#### SOURCE TEXT
# OEM oil pan heater ... do I need one?



## BodhiBenz1987 (Jan 13, 2018)

I am getting ready to order a Cruze sedan with the 1.6 and manual and I'm trying to decide what add-ons I want. I can't decide if the oil pan heater would really be useful where I live ... I'm in Delaware and we usually have only a few days in below 20F, single digits pretty rare and 0F very rare. I can probably put the car in the garage if there's a really cold snap. I read in an another thread that for the 1st gen diesels, the oil pan heater had a thermostat and didn't even come on until -18C in which case it would basically never even come on for me. Is that the case for the Gen 2 heater as well? My inclination is to skip it but curious if anyone has any different thoughts.


----------



## BobJacobson (Jan 10, 2018)

According to the manual it's the same. Won't come on till -18c


----------



## Snipesy (Dec 7, 2015)

It probably is the exact same heater..

In Toronto you don't need it unless you want to maximize your engine life (you will probably total it before that happens).

In Delaware you definitely don't need it.


----------



## BodhiBenz1987 (Jan 13, 2018)

Thanks guys! That answers that then. Both my 87 Mercedes and 05 Jeep have block heaters and I never once plugged them in since they always started without trouble ... in hindsight I worry if it caused them any unnecessary wear (both still run fine). But if the Cruze's heater won't ever even turn on there's nothing to gain from it. One decision made easier. :happy:


----------



## 91794 (Mar 25, 2015)
########
**PROBLEMS:**
1. Do these statements agree with the oil pan heater thread? Answer yes or no for each, and quote the words from the thread that decide it. (a) The first poster plans to order a Cruze with an automatic transmission. (b) One reply says that, according to the manual, the heater won't come on until -18C. (c) The first poster's Mercedes and Jeep don't have block heaters.
2. In the oil pan heater thread, which state does the first poster live in?
#### RECORD EXCERPTS
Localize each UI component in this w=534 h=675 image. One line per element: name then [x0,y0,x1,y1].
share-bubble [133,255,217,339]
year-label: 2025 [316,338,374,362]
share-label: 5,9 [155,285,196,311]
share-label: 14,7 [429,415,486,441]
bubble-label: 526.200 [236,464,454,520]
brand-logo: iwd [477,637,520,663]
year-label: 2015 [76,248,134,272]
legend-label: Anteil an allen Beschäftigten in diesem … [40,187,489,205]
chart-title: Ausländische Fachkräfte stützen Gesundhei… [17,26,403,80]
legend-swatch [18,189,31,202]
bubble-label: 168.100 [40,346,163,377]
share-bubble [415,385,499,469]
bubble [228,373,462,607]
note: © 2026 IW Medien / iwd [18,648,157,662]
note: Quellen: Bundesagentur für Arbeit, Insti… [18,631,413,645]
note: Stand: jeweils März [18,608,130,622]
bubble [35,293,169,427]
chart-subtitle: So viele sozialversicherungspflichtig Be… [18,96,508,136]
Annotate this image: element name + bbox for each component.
########
#### RECORD EXCERPTS
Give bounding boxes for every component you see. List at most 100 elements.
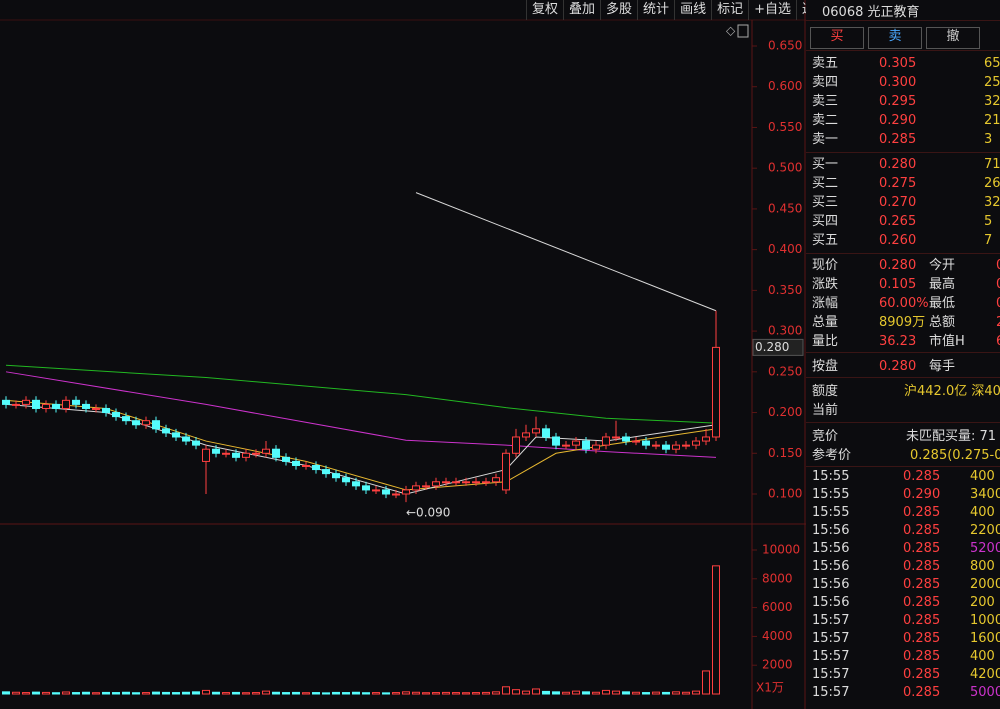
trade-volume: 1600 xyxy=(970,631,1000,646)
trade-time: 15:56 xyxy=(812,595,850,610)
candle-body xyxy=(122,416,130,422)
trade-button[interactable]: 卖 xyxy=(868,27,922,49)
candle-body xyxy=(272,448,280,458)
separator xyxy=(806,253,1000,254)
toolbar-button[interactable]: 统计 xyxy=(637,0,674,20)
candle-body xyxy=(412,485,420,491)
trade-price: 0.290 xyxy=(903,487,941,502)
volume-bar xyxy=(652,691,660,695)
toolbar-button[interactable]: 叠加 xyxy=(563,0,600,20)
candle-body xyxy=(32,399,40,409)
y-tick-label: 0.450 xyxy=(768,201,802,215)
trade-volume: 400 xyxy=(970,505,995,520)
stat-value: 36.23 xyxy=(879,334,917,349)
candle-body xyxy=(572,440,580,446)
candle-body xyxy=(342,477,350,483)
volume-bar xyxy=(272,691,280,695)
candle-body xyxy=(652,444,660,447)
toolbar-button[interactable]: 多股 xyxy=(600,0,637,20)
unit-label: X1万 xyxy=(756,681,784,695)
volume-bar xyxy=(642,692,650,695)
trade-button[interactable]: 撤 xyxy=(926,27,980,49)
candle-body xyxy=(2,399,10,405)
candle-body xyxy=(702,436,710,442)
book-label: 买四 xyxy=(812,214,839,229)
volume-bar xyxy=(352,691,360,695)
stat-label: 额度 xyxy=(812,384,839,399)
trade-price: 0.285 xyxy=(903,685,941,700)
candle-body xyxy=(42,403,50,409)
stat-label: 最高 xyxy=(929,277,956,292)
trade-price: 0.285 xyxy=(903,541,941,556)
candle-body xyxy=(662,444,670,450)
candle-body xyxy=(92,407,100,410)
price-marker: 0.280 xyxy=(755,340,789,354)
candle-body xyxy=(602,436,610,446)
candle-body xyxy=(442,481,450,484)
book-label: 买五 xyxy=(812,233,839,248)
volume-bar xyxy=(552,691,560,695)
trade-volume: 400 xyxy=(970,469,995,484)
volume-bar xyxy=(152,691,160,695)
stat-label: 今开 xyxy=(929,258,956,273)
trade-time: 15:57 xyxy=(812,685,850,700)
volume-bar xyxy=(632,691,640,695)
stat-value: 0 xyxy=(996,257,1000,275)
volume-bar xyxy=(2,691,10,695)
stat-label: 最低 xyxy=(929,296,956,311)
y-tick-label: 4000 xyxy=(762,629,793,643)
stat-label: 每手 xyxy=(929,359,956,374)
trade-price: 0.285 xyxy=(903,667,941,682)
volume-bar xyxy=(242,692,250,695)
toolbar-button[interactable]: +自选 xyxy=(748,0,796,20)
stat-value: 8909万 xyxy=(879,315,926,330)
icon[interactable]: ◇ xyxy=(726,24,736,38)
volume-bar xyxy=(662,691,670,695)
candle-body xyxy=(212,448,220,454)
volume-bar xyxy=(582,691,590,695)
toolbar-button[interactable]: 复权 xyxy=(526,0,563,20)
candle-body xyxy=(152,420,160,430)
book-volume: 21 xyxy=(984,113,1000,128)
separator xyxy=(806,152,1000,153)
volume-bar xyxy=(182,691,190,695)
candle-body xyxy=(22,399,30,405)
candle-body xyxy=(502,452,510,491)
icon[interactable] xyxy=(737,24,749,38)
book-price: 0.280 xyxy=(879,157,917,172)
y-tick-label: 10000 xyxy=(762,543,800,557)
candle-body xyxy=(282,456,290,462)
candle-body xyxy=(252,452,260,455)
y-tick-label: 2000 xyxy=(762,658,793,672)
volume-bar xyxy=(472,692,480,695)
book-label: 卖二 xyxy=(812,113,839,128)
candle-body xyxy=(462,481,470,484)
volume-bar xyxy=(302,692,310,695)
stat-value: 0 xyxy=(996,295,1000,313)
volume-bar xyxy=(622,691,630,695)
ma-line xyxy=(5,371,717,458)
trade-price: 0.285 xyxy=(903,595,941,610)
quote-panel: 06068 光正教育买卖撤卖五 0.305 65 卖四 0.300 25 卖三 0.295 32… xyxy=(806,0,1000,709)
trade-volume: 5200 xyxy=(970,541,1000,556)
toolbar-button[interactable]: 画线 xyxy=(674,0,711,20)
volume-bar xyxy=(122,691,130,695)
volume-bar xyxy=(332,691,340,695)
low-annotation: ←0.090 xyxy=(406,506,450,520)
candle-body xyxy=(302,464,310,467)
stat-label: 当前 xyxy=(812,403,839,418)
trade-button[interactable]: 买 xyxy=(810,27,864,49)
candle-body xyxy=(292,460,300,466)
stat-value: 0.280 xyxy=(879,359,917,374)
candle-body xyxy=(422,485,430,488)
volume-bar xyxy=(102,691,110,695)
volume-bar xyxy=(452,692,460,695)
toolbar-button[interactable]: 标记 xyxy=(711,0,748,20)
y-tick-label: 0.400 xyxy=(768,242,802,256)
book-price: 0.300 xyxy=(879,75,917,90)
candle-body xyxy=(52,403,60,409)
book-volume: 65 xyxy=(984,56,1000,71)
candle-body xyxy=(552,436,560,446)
########
**COMPLETED EXERCISE:**
1.
(a) No: "a Cruze sedan with the 1.6 and manual"
(b) Yes: "According to the manual it's the same. Won't come on till -18c"
(c) No: "Both my 87 Mercedes and 05 Jeep have block heaters"

2. Delaware.